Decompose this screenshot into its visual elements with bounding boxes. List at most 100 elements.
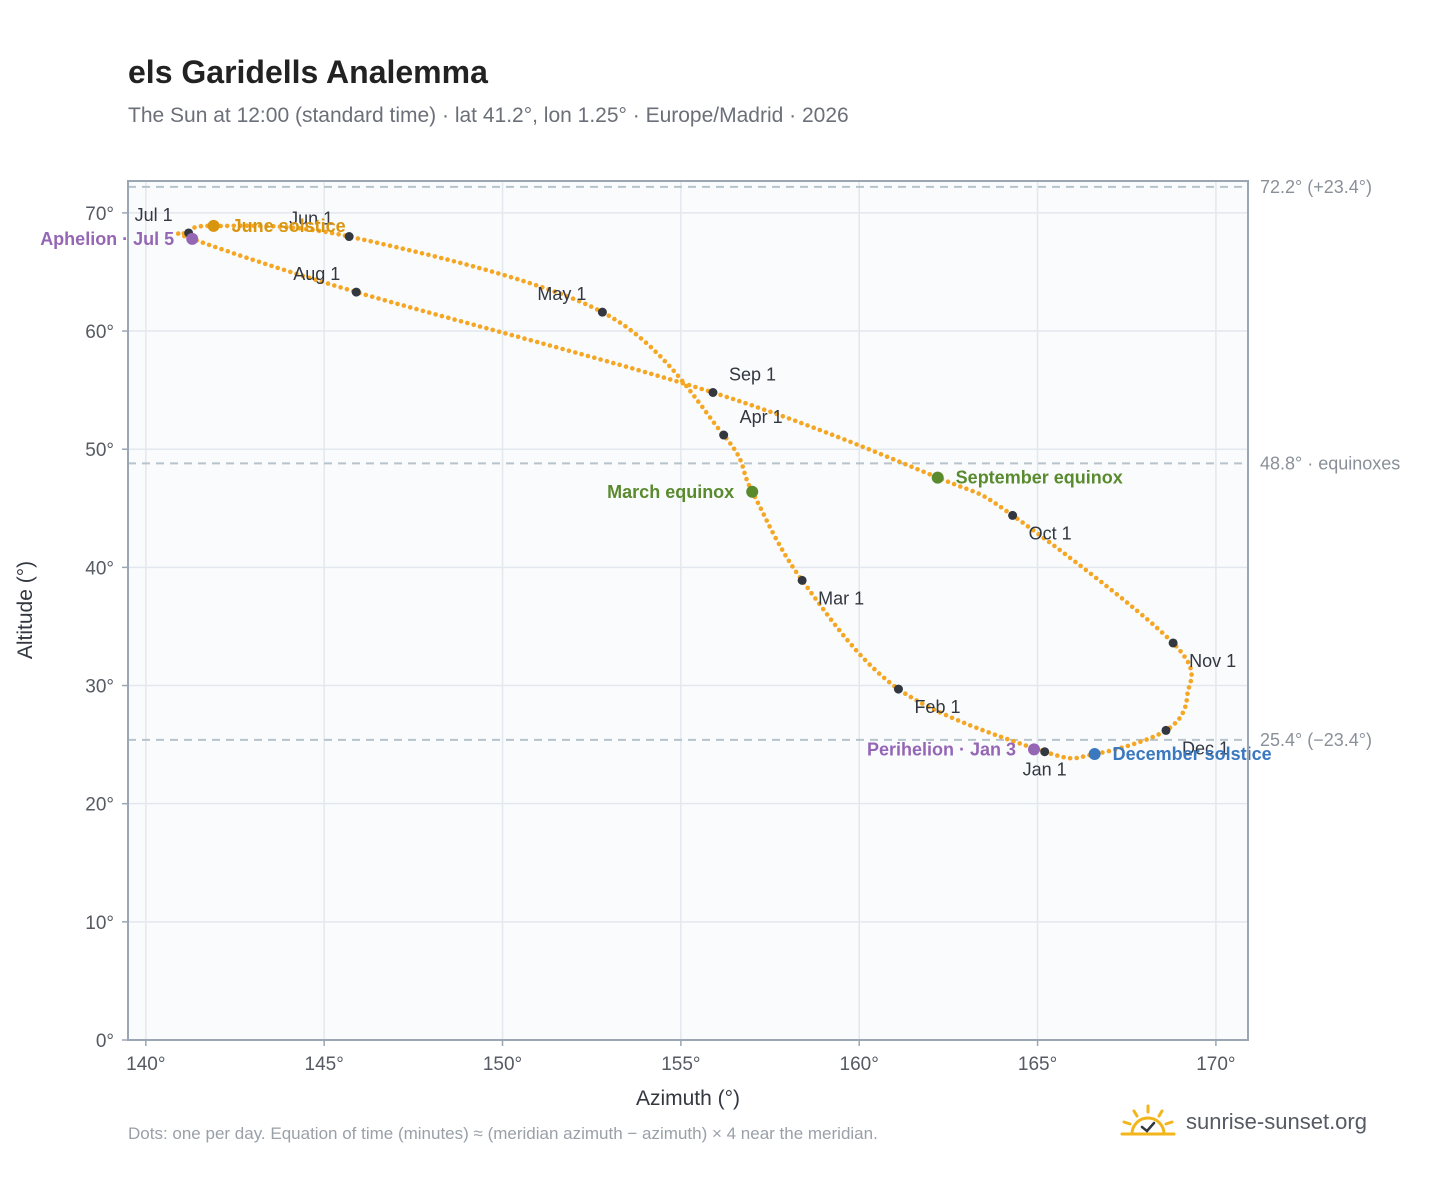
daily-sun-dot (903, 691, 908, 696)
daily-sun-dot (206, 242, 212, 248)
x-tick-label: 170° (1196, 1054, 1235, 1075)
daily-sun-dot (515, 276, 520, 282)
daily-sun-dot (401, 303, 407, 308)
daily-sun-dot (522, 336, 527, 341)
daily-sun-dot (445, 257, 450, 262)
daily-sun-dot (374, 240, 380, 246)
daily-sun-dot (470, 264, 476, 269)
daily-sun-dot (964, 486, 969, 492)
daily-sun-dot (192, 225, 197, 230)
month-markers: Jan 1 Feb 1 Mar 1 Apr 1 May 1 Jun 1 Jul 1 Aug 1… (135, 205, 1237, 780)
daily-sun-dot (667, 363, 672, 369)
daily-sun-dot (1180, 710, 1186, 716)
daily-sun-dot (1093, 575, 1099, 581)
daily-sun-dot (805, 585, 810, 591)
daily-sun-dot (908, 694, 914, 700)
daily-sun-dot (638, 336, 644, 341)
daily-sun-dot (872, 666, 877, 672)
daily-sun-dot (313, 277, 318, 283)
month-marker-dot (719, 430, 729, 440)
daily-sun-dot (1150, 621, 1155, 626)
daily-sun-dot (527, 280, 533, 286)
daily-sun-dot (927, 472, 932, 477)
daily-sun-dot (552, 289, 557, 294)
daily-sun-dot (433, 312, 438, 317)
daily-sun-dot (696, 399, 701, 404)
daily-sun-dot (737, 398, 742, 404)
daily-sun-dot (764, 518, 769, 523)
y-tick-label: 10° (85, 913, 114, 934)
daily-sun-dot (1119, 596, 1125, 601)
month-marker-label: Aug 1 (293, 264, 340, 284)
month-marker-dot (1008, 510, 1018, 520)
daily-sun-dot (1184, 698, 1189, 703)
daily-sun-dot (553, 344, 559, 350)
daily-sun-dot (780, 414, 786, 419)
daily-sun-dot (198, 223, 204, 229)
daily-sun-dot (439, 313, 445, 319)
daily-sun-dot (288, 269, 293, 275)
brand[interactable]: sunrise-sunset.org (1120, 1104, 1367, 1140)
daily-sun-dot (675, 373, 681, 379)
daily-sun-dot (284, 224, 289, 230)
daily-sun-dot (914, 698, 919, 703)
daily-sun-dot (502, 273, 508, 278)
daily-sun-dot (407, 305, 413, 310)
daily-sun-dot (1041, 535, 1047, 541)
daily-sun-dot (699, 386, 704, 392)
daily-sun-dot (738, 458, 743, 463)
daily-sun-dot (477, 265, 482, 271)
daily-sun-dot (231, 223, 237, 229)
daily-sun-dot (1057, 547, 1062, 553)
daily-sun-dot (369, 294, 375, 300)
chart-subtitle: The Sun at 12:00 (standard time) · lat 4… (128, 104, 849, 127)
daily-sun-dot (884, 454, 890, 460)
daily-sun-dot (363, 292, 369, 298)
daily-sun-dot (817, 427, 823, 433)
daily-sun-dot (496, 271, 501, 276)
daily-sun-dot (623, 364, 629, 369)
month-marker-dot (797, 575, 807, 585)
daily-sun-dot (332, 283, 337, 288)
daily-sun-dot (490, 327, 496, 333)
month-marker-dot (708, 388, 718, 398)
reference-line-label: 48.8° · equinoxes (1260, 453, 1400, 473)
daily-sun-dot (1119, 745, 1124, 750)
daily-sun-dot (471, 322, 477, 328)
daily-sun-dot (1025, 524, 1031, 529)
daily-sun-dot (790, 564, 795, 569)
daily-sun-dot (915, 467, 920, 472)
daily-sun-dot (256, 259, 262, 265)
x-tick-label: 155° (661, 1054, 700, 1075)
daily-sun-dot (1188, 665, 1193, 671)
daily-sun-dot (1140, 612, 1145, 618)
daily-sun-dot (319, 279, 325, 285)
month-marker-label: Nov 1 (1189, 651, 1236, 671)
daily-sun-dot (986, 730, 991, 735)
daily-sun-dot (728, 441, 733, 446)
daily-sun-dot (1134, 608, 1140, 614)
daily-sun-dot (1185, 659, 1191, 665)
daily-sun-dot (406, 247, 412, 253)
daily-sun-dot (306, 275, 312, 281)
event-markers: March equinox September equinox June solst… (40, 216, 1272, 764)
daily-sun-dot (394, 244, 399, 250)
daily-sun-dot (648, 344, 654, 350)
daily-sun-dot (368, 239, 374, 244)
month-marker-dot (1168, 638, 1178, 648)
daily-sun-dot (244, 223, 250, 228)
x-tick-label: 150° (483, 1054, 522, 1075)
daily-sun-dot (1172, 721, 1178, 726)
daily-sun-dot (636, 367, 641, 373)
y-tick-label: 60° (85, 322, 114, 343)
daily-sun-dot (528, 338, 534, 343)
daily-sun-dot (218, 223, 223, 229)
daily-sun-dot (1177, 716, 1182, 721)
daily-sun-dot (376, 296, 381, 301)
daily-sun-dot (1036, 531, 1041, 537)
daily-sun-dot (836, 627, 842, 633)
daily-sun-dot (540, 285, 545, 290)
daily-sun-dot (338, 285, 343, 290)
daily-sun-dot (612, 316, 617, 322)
# # # #
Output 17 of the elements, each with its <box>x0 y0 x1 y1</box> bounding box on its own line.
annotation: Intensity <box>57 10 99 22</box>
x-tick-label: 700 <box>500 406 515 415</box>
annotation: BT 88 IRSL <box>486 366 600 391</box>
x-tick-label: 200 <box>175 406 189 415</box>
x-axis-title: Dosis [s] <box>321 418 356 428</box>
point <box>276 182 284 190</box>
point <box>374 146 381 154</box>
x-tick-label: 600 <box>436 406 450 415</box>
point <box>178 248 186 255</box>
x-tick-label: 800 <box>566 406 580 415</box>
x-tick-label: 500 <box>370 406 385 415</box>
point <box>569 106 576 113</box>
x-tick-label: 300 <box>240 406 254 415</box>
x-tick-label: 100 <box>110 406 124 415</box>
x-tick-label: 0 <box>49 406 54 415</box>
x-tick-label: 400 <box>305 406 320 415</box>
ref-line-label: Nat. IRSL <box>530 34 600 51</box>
# # # #
**TASK OBJECTIVE:** Repeat the records from the line with "Output 17 of" to the line with "point <box>276 182 284 190</box>".

**ANSWER TO THIS EXERCISE:**
Output 17 of the elements, each with its <box>x0 y0 x1 y1</box> bounding box on its own line.
annotation: Intensity <box>57 10 99 22</box>
x-tick-label: 700 <box>500 406 515 415</box>
annotation: BT 88 IRSL <box>486 366 600 391</box>
x-tick-label: 200 <box>175 406 189 415</box>
x-axis-title: Dosis [s] <box>321 418 356 428</box>
point <box>276 182 284 190</box>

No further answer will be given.